◆ Your goal ◆
In the following material, identify every line holding the string "Nombre" and return it.

## Begin Input rows

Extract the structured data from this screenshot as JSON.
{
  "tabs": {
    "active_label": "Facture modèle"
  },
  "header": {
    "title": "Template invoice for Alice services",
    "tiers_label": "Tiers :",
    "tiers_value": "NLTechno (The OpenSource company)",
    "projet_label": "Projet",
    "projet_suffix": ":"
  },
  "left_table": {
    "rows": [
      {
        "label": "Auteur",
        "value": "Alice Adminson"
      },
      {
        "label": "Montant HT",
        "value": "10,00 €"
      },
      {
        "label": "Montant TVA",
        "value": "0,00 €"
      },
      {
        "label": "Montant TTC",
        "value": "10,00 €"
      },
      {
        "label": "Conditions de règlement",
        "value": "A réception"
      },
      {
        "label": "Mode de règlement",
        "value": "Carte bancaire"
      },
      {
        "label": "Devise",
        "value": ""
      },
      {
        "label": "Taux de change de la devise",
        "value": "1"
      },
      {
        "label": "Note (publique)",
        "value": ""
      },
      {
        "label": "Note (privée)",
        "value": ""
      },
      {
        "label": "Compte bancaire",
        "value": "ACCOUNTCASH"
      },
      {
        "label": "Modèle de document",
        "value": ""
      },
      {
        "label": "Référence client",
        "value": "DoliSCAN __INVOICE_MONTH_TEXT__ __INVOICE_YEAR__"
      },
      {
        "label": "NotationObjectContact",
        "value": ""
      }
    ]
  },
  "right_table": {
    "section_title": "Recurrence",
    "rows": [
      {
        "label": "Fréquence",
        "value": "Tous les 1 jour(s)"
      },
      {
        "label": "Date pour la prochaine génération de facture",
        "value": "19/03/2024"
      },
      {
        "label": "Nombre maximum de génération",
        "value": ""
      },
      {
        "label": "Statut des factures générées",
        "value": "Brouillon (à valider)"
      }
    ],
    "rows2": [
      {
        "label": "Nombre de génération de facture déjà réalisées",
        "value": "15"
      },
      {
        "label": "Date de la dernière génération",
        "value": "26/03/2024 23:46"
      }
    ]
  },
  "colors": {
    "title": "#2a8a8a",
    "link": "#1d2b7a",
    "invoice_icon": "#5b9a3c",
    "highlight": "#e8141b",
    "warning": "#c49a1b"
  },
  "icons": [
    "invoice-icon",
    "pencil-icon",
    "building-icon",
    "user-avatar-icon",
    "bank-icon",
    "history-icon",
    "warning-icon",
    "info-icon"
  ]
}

## End Input rows

◆ The answer ◆
        "label": "Nombre maximum de génération",
        "label": "Nombre de génération de facture déjà réalisées",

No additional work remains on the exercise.